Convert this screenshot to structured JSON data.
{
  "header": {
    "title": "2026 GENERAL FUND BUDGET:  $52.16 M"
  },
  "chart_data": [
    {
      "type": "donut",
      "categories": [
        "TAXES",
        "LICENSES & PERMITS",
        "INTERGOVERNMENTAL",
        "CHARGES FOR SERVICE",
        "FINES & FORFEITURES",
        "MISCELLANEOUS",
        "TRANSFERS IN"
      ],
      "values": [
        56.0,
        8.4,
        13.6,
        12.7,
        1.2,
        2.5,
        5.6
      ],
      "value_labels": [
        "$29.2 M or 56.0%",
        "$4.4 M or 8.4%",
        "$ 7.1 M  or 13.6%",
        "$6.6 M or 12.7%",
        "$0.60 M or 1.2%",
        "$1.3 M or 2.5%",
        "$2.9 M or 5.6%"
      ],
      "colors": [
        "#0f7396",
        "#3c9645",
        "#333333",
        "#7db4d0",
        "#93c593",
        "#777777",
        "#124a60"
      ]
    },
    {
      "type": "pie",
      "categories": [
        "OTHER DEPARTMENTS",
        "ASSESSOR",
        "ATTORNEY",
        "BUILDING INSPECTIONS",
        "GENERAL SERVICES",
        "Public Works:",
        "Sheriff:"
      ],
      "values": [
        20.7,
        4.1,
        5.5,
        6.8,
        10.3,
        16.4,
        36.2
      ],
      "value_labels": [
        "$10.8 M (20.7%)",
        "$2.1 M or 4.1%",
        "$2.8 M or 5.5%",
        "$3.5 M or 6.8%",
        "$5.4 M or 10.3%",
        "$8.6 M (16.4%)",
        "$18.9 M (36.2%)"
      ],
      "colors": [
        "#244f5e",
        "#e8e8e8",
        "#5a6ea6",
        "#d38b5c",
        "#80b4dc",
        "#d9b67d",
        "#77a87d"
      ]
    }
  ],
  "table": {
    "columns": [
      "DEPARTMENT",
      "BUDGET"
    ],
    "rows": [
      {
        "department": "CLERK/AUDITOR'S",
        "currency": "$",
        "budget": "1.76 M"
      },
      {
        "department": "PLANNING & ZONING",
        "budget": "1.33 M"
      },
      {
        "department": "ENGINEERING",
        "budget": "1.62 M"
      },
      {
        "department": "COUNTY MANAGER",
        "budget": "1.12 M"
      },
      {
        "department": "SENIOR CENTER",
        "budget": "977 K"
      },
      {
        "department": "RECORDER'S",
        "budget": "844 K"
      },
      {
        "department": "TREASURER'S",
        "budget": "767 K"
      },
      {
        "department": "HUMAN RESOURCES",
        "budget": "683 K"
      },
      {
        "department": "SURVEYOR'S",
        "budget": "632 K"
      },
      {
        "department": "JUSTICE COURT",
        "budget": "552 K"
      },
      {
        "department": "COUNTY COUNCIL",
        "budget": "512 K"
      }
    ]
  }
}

□ □ □ □ □

-- TASK --
Go through the listing above and restate it word for word.

-- ANSWER FOR THE TASK --
Convert this screenshot to structured JSON data.
{
  "header": {
    "title": "2026 GENERAL FUND BUDGET:  $52.16 M"
  },
  "chart_data": [
    {
      "type": "donut",
      "categories": [
        "TAXES",
        "LICENSES & PERMITS",
        "INTERGOVERNMENTAL",
        "CHARGES FOR SERVICE",
        "FINES & FORFEITURES",
        "MISCELLANEOUS",
        "TRANSFERS IN"
      ],
      "values": [
        56.0,
        8.4,
        13.6,
        12.7,
        1.2,
        2.5,
        5.6
      ],
      "value_labels": [
        "$29.2 M or 56.0%",
        "$4.4 M or 8.4%",
        "$ 7.1 M  or 13.6%",
        "$6.6 M or 12.7%",
        "$0.60 M or 1.2%",
        "$1.3 M or 2.5%",
        "$2.9 M or 5.6%"
      ],
      "colors": [
        "#0f7396",
        "#3c9645",
        "#333333",
        "#7db4d0",
        "#93c593",
        "#777777",
        "#124a60"
      ]
    },
    {
      "type": "pie",
      "categories": [
        "OTHER DEPARTMENTS",
        "ASSESSOR",
        "ATTORNEY",
        "BUILDING INSPECTIONS",
        "GENERAL SERVICES",
        "Public Works:",
        "Sheriff:"
      ],
      "values": [
        20.7,
        4.1,
        5.5,
        6.8,
        10.3,
        16.4,
        36.2
      ],
      "value_labels": [
        "$10.8 M (20.7%)",
        "$2.1 M or 4.1%",
        "$2.8 M or 5.5%",
        "$3.5 M or 6.8%",
        "$5.4 M or 10.3%",
        "$8.6 M (16.4%)",
        "$18.9 M (36.2%)"
      ],
      "colors": [
        "#244f5e",
        "#e8e8e8",
        "#5a6ea6",
        "#d38b5c",
        "#80b4dc",
        "#d9b67d",
        "#77a87d"
      ]
    }
  ],
  "table": {
    "columns": [
      "DEPARTMENT",
      "BUDGET"
    ],
    "rows": [
      {
        "department": "CLERK/AUDITOR'S",
        "currency": "$",
        "budget": "1.76 M"
      },
      {
        "department": "PLANNING & ZONING",
        "budget": "1.33 M"
      },
      {
        "department": "ENGINEERING",
        "budget": "1.62 M"
      },
      {
        "department": "COUNTY MANAGER",
        "budget": "1.12 M"
      },
      {
        "department": "SENIOR CENTER",
        "budget": "977 K"
      },
      {
        "department": "RECORDER'S",
        "budget": "844 K"
      },
      {
        "department": "TREASURER'S",
        "budget": "767 K"
      },
      {
        "department": "HUMAN RESOURCES",
        "budget": "683 K"
      },
      {
        "department": "SURVEYOR'S",
        "budget": "632 K"
      },
      {
        "department": "JUSTICE COURT",
        "budget": "552 K"
      },
      {
        "department": "COUNTY COUNCIL",
        "budget": "512 K"
      }
    ]
  }
}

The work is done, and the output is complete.